(Collected data entries)
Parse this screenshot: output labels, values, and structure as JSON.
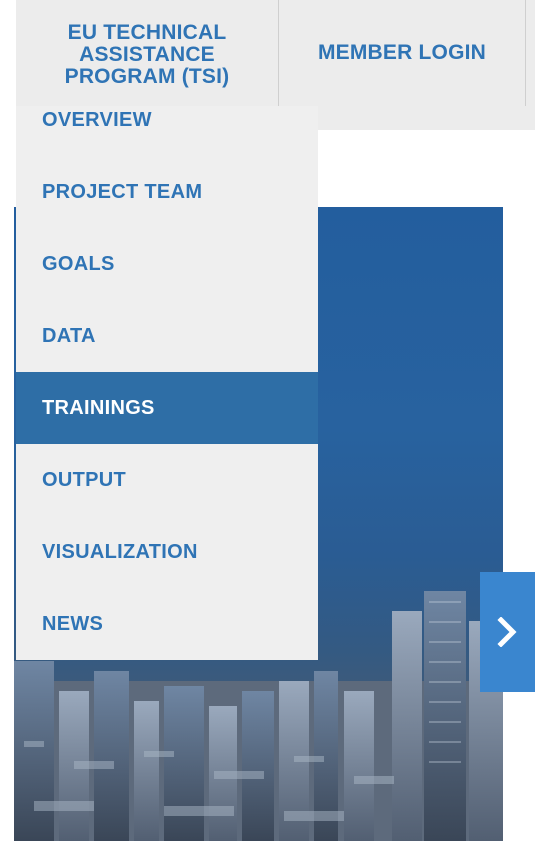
{
  "topnav": {
    "items": [
      {
        "label_lines": [
          "EU TECHNICAL",
          "ASSISTANCE",
          "PROGRAM (TSI)"
        ]
      },
      {
        "label": "MEMBER LOGIN"
      }
    ]
  },
  "dropdown": {
    "items": [
      {
        "label": "OVERVIEW"
      },
      {
        "label": "PROJECT TEAM"
      },
      {
        "label": "GOALS"
      },
      {
        "label": "DATA"
      },
      {
        "label": "TRAININGS",
        "active": true
      },
      {
        "label": "OUTPUT"
      },
      {
        "label": "VISUALIZATION"
      },
      {
        "label": "NEWS"
      }
    ]
  },
  "slider": {
    "next_icon": "chevron-right-icon"
  },
  "colors": {
    "accent": "#2f74b5",
    "active_bg": "#2e6ea6",
    "menu_bg": "#efefef",
    "nav_bg": "#ececec",
    "arrow_bg": "#3a86cf"
  }
}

* TASK REQUIREMENTS:
Extract all the entries word for word; omit any pictures.

* TASK RESULT:
Parse this screenshot: output labels, values, and structure as JSON.
{
  "topnav": {
    "items": [
      {
        "label_lines": [
          "EU TECHNICAL",
          "ASSISTANCE",
          "PROGRAM (TSI)"
        ]
      },
      {
        "label": "MEMBER LOGIN"
      }
    ]
  },
  "dropdown": {
    "items": [
      {
        "label": "OVERVIEW"
      },
      {
        "label": "PROJECT TEAM"
      },
      {
        "label": "GOALS"
      },
      {
        "label": "DATA"
      },
      {
        "label": "TRAININGS",
        "active": true
      },
      {
        "label": "OUTPUT"
      },
      {
        "label": "VISUALIZATION"
      },
      {
        "label": "NEWS"
      }
    ]
  },
  "slider": {
    "next_icon": "chevron-right-icon"
  },
  "colors": {
    "accent": "#2f74b5",
    "active_bg": "#2e6ea6",
    "menu_bg": "#efefef",
    "nav_bg": "#ececec",
    "arrow_bg": "#3a86cf"
  }
}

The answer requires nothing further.